* _What you should do_
In the following material, identify every line holding the string "Turcomenistão" and return it.

* _Dataset extract_
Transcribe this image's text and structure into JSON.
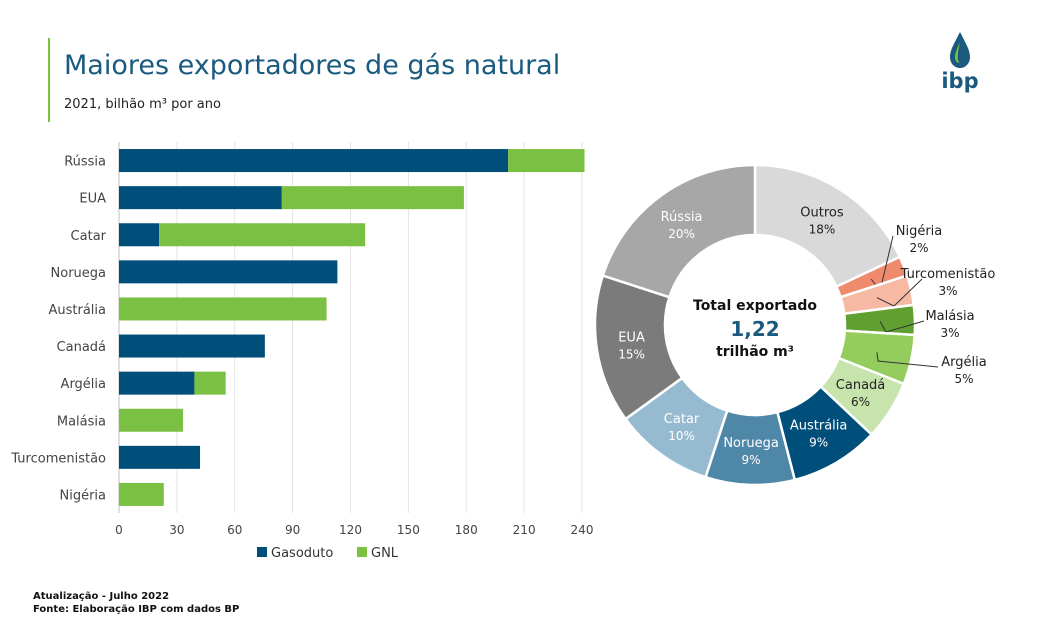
{
  "header": {
    "title": "Maiores exportadores de gás natural",
    "subtitle": "2021, bilhão m³ por ano",
    "logo_text": "ibp"
  },
  "colors": {
    "accent": "#7cc241",
    "gasoduto": "#004e7a",
    "gnl": "#7ac143",
    "title": "#1a5a7e",
    "center_value": "#1a5a7e"
  },
  "chart_data": [
    {
      "type": "bar",
      "orientation": "horizontal",
      "stacked": true,
      "categories": [
        "Rússia",
        "EUA",
        "Catar",
        "Noruega",
        "Austrália",
        "Canadá",
        "Argélia",
        "Malásia",
        "Turcomenistão",
        "Nigéria"
      ],
      "series": [
        {
          "name": "Gasoduto",
          "color": "#004e7a",
          "values": [
            201.7,
            84.4,
            20.8,
            113.2,
            0,
            75.6,
            39.1,
            0,
            42.0,
            0
          ]
        },
        {
          "name": "GNL",
          "color": "#7ac143",
          "values": [
            39.6,
            94.4,
            106.8,
            0,
            107.6,
            0,
            16.2,
            33.2,
            0,
            23.2
          ]
        }
      ],
      "xlim": [
        0,
        240
      ],
      "xticks": [
        "0",
        "30",
        "60",
        "90",
        "120",
        "150",
        "180",
        "210",
        "240"
      ],
      "grid": true,
      "legend": "bottom"
    },
    {
      "type": "pie",
      "donut": true,
      "center_label": "Total exportado",
      "center_value": "1,22",
      "center_unit": "trilhão m³",
      "slices": [
        {
          "name": "Outros",
          "value": 18,
          "label": "18%",
          "color": "#d9d9d9",
          "text_color": "#222222",
          "inside": true
        },
        {
          "name": "Nigéria",
          "value": 2,
          "label": "2%",
          "color": "#ef8a6c",
          "text_color": "#222222",
          "inside": false
        },
        {
          "name": "Turcomenistão",
          "value": 3,
          "label": "3%",
          "color": "#f6b9a3",
          "text_color": "#222222",
          "inside": false
        },
        {
          "name": "Malásia",
          "value": 3,
          "label": "3%",
          "color": "#5fa030",
          "text_color": "#222222",
          "inside": false
        },
        {
          "name": "Argélia",
          "value": 5,
          "label": "5%",
          "color": "#94cc5e",
          "text_color": "#222222",
          "inside": false
        },
        {
          "name": "Canadá",
          "value": 6,
          "label": "6%",
          "color": "#c8e4ad",
          "text_color": "#222222",
          "inside": true
        },
        {
          "name": "Austrália",
          "value": 9,
          "label": "9%",
          "color": "#004e7a",
          "text_color": "#ffffff",
          "inside": true
        },
        {
          "name": "Noruega",
          "value": 9,
          "label": "9%",
          "color": "#4f87a8",
          "text_color": "#ffffff",
          "inside": true
        },
        {
          "name": "Catar",
          "value": 10,
          "label": "10%",
          "color": "#96bbd1",
          "text_color": "#ffffff",
          "inside": true
        },
        {
          "name": "EUA",
          "value": 15,
          "label": "15%",
          "color": "#7b7b7b",
          "text_color": "#ffffff",
          "inside": true
        },
        {
          "name": "Rússia",
          "value": 20,
          "label": "20%",
          "color": "#a7a7a7",
          "text_color": "#ffffff",
          "inside": true
        }
      ]
    }
  ],
  "footer": {
    "update": "Atualização - Julho 2022",
    "source": "Fonte: Elaboração IBP com dados BP"
  }
}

* _In response_
        "Turcomenistão",
          "name": "Turcomenistão",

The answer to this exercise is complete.